_Exercise input_
○ ○ ○ ○ ○
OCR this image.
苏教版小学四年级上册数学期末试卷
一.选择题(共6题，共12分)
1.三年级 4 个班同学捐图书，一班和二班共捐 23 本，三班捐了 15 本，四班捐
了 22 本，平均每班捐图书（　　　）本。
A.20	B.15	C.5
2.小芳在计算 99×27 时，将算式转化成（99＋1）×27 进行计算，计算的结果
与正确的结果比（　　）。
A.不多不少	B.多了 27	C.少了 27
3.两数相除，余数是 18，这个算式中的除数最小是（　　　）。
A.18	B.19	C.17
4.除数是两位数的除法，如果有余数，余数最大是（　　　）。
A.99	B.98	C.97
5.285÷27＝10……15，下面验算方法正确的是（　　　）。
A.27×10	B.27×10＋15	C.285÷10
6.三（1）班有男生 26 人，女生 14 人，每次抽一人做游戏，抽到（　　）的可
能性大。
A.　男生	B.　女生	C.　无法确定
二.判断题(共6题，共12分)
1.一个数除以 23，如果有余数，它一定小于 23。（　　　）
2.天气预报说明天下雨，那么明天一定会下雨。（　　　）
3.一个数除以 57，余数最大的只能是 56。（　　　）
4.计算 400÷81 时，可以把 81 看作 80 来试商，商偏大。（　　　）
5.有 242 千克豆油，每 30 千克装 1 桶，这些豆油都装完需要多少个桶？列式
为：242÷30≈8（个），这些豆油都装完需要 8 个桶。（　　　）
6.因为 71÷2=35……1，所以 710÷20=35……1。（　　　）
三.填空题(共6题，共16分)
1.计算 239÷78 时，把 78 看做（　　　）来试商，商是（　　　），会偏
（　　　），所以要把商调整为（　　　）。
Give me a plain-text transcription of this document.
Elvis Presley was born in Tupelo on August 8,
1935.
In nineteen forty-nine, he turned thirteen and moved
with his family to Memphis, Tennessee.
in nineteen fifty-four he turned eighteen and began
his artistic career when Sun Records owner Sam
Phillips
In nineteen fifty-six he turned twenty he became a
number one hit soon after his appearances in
○ ○ ○ ○ ○
_The problem_
Pick out each line that holds the string "如果有余数".

_Expected answer_
4.除数是两位数的除法，如果有余数，余数最大是（　　　）。
1.一个数除以 23，如果有余数，它一定小于 23。（　　　）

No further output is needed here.